- Instructions to follow: Wherever the word "none" appears in a line, copy that line.

+++

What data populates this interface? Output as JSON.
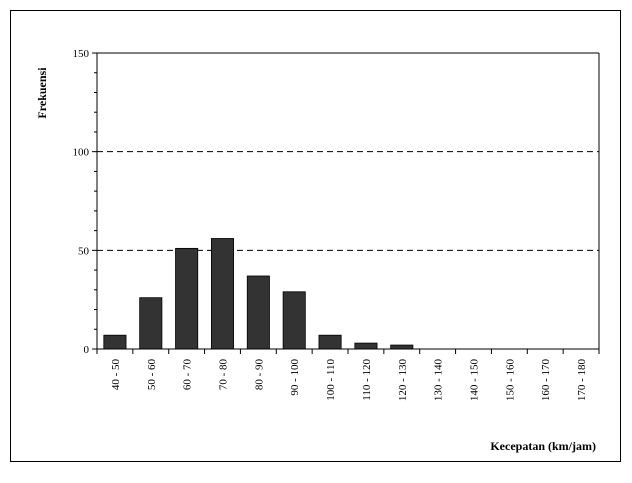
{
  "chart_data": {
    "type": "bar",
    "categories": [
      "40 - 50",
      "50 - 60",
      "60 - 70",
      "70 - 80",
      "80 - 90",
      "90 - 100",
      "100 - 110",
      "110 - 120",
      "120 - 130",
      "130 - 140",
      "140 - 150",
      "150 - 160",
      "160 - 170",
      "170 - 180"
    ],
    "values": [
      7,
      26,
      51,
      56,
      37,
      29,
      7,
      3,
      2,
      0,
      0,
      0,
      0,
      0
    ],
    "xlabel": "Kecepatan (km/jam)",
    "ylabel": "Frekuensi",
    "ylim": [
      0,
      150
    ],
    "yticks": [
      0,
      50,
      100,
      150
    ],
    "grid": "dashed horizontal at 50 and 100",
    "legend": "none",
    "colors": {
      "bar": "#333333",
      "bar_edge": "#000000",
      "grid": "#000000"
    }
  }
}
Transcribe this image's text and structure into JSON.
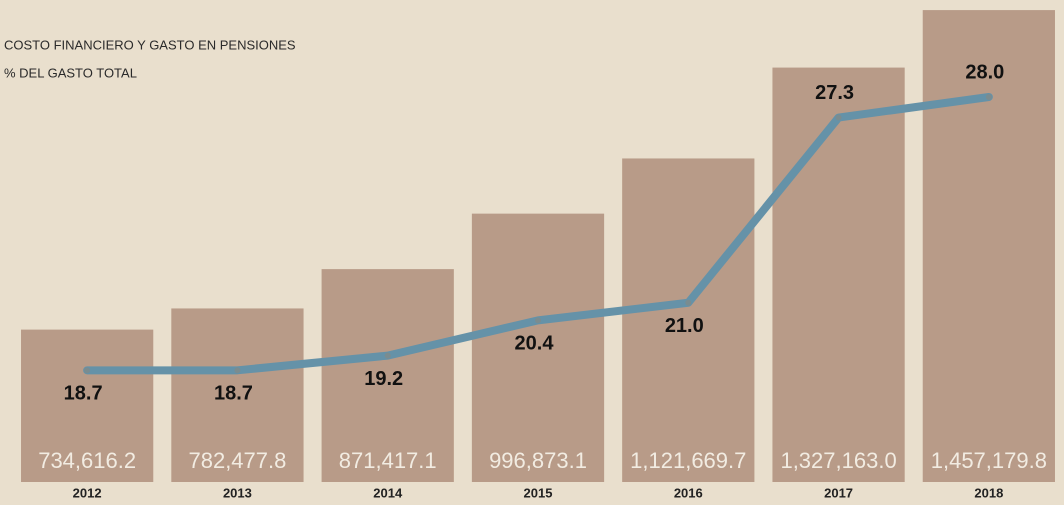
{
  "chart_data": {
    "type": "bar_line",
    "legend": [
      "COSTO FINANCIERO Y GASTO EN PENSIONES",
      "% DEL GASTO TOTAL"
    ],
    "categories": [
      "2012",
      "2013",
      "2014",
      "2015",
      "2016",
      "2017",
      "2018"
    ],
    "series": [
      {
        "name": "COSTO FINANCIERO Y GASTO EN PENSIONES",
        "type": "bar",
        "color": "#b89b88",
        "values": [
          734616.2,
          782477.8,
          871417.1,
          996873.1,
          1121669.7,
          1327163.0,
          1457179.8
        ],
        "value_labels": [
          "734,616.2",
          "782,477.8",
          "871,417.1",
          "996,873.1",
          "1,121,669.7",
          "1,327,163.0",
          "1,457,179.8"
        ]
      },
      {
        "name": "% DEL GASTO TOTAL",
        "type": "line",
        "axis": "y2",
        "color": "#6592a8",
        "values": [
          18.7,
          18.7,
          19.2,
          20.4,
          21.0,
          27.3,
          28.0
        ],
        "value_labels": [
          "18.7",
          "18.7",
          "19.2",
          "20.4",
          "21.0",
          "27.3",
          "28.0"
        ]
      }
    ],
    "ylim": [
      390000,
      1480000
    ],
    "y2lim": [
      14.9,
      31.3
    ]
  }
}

+++

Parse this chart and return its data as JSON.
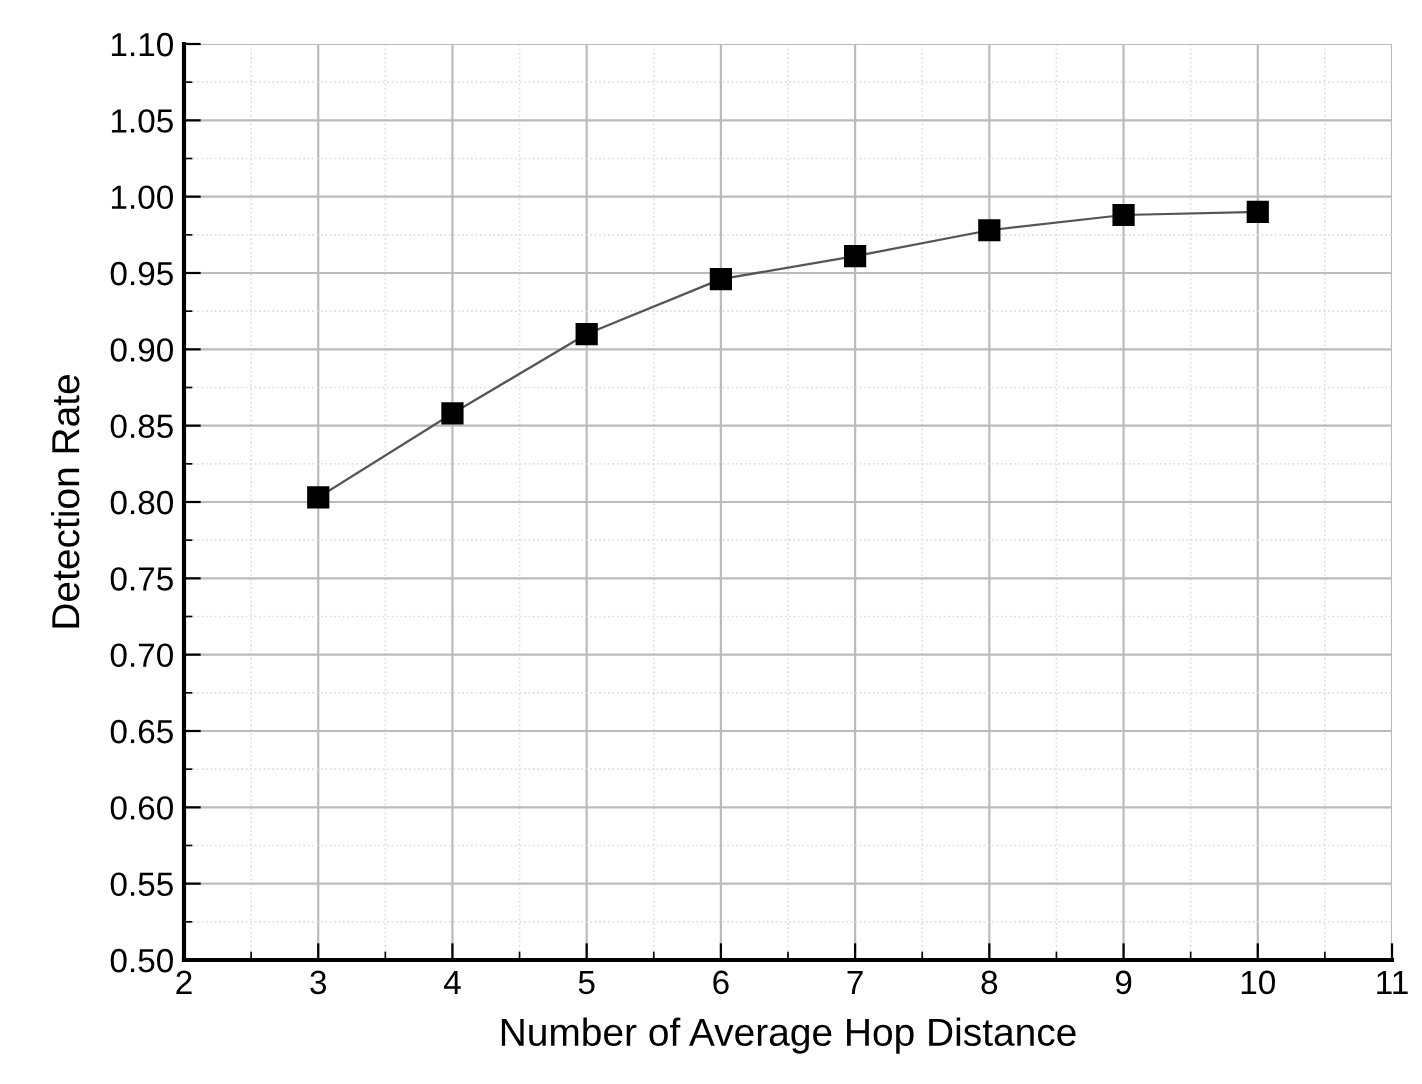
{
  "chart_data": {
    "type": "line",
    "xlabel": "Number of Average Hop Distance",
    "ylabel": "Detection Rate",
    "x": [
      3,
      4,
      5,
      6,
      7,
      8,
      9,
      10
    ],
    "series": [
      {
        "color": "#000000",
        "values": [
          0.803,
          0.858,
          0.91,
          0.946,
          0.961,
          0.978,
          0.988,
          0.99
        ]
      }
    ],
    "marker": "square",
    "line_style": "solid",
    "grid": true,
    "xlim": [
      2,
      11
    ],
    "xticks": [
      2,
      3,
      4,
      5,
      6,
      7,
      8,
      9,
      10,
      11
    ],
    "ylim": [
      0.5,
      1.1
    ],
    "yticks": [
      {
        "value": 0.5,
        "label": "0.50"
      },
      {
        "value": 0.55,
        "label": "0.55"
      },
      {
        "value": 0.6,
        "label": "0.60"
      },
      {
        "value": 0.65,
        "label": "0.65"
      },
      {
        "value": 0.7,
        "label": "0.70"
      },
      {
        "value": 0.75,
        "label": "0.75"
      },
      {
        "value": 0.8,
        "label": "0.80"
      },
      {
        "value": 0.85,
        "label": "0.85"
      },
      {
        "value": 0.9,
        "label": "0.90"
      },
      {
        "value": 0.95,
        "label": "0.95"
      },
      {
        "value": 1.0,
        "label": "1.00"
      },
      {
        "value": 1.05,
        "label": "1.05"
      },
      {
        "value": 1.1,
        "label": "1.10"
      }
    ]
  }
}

+++

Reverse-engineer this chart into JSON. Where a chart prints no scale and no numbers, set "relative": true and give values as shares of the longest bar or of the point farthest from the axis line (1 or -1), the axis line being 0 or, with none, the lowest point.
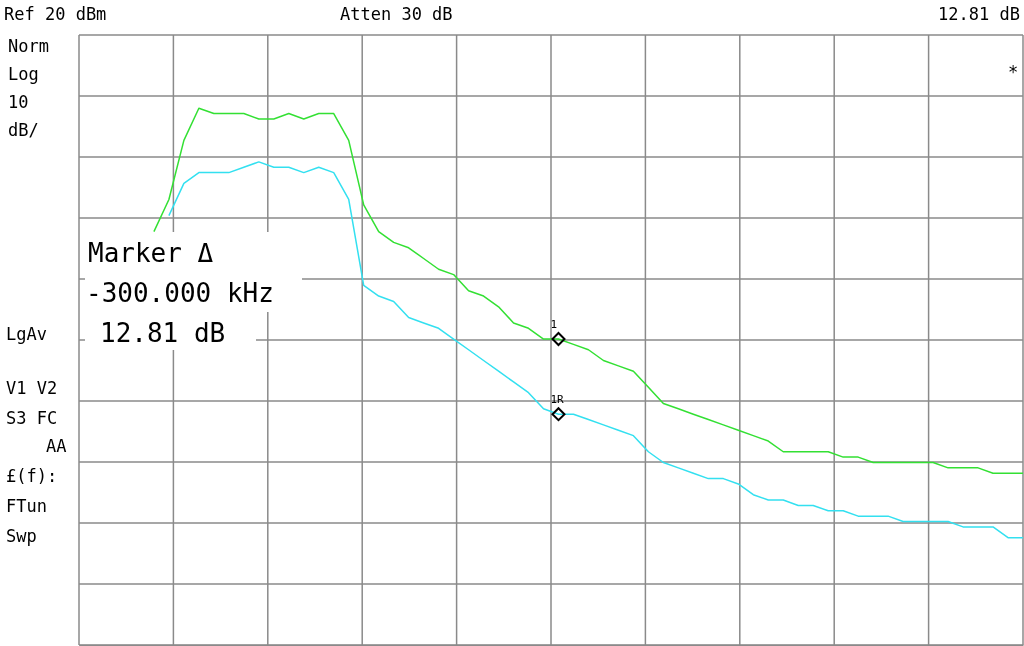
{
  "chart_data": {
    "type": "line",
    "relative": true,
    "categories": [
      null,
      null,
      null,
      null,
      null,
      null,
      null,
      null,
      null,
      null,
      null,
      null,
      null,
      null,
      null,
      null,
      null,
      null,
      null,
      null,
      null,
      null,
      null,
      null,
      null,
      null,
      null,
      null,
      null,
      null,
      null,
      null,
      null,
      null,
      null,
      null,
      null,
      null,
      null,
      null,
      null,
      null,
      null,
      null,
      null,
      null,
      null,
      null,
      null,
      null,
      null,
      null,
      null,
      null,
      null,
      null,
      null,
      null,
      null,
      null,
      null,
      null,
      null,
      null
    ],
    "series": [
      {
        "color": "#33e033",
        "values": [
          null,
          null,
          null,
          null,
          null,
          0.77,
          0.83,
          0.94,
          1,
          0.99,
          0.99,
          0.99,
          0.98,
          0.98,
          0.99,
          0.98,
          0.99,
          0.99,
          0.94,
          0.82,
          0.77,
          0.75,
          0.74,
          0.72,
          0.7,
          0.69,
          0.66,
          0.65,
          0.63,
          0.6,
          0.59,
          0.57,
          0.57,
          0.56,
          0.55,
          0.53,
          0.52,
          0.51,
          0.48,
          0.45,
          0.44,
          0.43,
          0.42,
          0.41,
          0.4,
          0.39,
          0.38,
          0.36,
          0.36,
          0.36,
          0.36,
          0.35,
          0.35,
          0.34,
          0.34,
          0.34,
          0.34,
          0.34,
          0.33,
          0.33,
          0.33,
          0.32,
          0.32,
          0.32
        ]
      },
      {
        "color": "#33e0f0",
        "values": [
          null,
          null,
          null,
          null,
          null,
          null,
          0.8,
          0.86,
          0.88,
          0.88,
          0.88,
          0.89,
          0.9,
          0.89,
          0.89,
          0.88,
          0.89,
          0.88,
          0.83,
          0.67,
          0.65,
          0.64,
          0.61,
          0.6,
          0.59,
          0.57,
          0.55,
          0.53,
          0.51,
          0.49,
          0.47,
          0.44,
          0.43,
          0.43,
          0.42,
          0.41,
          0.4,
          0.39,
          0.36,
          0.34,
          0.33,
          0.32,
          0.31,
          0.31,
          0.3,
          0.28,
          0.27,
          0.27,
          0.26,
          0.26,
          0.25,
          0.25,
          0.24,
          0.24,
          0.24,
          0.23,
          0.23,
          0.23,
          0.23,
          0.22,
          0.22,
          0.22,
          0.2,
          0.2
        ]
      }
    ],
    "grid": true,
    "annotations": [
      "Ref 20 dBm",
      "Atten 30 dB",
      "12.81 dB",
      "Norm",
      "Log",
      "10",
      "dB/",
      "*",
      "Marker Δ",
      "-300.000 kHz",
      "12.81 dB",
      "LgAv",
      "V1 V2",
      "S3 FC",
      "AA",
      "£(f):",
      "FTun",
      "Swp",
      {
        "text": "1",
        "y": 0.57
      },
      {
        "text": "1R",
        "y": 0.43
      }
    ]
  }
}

+++

- Solution to this problem:
    "legend": "none",
Reverse-engineer this chart into JSON. Where a chart prints no scale and no numbers, set "relative": true and give values as shares of the longest bar or of the point farthest from the axis line (1 or -1), the axis line being 0 or, with none, the lowest point.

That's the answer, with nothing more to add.